What is asked
In the records below, begin at the first line and stop after the line containing "427, 683, 434]". Rename "active-step" to "lit-step" and give those lines again with nothing else changed.

----- Data for processing -----

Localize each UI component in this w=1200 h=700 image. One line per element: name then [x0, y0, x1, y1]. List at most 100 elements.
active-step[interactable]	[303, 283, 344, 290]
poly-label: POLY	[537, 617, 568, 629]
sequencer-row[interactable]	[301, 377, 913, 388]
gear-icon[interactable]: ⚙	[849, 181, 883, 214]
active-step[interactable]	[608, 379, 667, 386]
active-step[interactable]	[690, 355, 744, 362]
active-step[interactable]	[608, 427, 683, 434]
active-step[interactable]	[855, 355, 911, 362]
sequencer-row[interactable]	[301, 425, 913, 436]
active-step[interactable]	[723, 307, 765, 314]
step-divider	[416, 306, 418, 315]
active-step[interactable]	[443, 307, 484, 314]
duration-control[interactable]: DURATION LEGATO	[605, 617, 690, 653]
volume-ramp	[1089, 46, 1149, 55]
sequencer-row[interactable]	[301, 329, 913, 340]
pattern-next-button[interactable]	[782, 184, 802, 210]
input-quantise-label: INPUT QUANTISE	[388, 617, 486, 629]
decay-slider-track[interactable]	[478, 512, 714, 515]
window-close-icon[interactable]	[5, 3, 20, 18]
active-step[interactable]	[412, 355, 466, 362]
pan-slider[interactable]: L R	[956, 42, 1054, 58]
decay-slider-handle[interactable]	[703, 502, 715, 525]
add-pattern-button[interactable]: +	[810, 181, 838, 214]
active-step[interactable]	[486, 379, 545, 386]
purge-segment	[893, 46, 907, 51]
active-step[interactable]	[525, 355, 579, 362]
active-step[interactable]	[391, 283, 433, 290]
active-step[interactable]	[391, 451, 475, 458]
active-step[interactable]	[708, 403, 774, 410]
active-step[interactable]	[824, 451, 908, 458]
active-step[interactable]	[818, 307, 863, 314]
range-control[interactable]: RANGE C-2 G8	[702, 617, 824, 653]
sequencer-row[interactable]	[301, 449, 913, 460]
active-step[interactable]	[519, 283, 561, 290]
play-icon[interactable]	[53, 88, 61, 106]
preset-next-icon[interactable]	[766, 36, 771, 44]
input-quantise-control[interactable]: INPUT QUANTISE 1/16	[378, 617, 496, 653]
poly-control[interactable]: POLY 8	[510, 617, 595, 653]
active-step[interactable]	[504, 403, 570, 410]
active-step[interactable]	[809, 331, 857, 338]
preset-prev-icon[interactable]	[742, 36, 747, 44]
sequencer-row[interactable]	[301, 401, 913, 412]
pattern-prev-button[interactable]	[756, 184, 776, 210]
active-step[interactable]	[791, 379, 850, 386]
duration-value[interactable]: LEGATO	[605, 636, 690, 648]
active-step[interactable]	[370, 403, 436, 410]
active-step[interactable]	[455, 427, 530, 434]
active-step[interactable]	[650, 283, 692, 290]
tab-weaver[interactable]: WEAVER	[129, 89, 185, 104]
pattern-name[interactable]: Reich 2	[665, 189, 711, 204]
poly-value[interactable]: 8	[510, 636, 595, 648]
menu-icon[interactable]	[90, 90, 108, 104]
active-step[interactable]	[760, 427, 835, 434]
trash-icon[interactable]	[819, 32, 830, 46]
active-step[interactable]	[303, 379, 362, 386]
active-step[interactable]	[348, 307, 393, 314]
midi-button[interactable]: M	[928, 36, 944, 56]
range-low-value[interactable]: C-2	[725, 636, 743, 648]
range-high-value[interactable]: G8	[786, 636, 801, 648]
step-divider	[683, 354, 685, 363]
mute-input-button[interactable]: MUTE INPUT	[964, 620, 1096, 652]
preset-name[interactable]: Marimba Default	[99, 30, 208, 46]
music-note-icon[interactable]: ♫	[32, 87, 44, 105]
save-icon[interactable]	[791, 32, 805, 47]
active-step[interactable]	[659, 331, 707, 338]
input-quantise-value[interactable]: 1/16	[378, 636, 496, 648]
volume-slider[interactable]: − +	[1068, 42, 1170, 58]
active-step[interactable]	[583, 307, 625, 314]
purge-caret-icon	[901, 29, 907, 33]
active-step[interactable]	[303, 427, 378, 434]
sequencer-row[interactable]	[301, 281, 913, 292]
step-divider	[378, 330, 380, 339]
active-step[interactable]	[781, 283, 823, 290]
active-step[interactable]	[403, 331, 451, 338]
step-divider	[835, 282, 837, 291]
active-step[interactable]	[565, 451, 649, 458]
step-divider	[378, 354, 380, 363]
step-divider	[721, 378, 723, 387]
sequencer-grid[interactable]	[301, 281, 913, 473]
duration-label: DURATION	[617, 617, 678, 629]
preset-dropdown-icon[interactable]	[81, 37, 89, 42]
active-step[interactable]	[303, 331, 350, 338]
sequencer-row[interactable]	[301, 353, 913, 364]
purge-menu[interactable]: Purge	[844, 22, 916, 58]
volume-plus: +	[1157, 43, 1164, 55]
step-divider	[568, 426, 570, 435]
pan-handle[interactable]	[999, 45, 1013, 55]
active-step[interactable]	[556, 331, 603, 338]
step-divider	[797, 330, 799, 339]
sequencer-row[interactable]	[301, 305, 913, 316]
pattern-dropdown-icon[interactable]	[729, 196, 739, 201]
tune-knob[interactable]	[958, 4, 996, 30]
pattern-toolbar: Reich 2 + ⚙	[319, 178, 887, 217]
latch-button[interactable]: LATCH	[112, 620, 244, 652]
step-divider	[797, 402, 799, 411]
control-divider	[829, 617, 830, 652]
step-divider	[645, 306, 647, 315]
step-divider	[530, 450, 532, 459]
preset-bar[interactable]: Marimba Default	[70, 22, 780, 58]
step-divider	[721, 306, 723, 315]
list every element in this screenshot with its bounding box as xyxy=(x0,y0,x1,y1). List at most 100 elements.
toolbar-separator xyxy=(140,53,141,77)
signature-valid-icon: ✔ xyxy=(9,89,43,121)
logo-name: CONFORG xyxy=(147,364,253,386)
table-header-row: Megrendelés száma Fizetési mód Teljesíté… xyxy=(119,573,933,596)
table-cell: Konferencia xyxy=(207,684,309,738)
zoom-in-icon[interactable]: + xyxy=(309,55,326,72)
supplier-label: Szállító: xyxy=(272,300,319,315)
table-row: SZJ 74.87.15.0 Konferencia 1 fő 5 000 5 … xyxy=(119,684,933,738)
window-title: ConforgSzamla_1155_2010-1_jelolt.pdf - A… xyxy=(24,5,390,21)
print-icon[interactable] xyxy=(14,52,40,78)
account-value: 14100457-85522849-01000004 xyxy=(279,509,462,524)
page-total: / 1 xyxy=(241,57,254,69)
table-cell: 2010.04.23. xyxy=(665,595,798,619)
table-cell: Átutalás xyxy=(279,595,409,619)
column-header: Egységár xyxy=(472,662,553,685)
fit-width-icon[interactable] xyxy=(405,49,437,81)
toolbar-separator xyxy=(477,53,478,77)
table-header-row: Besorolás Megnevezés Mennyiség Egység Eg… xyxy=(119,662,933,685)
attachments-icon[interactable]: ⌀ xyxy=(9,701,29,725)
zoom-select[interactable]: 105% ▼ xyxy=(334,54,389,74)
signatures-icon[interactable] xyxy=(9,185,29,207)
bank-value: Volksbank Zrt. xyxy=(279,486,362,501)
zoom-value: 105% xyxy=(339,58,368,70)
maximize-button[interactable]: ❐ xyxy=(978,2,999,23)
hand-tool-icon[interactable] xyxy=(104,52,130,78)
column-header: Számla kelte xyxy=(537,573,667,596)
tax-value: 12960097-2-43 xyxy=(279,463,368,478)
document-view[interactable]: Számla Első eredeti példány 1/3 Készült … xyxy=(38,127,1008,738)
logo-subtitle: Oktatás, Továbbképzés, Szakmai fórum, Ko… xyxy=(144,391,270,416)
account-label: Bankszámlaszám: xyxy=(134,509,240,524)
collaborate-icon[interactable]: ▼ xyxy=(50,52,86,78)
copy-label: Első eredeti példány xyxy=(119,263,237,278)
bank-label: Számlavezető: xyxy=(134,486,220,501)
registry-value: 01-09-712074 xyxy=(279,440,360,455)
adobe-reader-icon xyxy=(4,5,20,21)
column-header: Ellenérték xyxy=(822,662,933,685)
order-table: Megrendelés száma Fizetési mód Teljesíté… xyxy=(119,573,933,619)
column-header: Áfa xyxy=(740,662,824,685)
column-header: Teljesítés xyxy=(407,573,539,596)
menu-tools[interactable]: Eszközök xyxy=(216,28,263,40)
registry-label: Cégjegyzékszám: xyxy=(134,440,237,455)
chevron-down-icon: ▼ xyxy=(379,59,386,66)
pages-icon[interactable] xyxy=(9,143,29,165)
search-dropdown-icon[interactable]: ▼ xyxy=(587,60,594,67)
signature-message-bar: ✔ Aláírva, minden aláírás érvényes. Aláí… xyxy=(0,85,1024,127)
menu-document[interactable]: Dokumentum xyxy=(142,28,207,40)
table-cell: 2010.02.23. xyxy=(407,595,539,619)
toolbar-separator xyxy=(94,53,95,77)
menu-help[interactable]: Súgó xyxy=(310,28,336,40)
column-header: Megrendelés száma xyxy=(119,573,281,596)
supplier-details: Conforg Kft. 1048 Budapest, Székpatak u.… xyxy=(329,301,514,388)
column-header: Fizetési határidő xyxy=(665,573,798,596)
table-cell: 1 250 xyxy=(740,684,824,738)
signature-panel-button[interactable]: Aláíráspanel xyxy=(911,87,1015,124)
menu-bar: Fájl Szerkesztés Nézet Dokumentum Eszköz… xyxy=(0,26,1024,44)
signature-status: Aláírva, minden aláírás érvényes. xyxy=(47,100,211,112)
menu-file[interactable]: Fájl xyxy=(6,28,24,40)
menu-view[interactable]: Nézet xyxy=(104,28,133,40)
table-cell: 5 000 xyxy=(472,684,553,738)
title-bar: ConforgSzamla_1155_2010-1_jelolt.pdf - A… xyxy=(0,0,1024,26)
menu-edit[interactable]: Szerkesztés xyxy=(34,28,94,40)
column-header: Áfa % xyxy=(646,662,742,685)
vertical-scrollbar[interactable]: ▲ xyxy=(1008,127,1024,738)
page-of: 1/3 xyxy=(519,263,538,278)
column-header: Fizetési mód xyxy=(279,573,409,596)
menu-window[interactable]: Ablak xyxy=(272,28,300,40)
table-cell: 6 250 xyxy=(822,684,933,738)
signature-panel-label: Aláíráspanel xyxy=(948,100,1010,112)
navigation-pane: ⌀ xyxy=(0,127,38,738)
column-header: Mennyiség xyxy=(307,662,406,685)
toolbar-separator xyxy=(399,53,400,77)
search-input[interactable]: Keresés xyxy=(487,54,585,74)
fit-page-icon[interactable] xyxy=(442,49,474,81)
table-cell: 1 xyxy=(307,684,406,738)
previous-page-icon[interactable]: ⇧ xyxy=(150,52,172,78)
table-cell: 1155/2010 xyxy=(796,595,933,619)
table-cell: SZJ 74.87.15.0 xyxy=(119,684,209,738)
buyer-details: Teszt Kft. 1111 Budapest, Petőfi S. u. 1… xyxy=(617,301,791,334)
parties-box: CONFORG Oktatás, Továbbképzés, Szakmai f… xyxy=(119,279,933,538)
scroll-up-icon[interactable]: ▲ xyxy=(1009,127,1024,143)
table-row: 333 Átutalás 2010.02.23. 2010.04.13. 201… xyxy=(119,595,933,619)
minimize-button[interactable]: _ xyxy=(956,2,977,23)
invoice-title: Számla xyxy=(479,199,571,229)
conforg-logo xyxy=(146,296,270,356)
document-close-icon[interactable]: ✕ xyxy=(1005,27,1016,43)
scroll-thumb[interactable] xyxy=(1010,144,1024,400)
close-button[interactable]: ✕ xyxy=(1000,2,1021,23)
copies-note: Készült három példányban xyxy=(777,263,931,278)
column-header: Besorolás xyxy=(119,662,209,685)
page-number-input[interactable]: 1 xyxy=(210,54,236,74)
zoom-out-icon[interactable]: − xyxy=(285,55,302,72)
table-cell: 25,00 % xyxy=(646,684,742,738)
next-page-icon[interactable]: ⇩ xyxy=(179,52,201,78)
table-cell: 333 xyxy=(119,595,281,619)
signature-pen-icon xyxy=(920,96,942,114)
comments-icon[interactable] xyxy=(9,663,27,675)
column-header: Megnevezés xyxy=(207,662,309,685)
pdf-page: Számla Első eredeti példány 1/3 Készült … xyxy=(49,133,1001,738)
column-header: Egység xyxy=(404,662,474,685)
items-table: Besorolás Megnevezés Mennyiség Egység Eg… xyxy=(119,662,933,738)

-----

Reply to the exercise
Localize each UI component in this w=1200 h=700 image. One line per element: name then [x0, y0, x1, y1]. List at most 100 elements.
lit-step[interactable]	[303, 283, 344, 290]
poly-label: POLY	[537, 617, 568, 629]
sequencer-row[interactable]	[301, 377, 913, 388]
gear-icon[interactable]: ⚙	[849, 181, 883, 214]
lit-step[interactable]	[608, 379, 667, 386]
lit-step[interactable]	[690, 355, 744, 362]
lit-step[interactable]	[608, 427, 683, 434]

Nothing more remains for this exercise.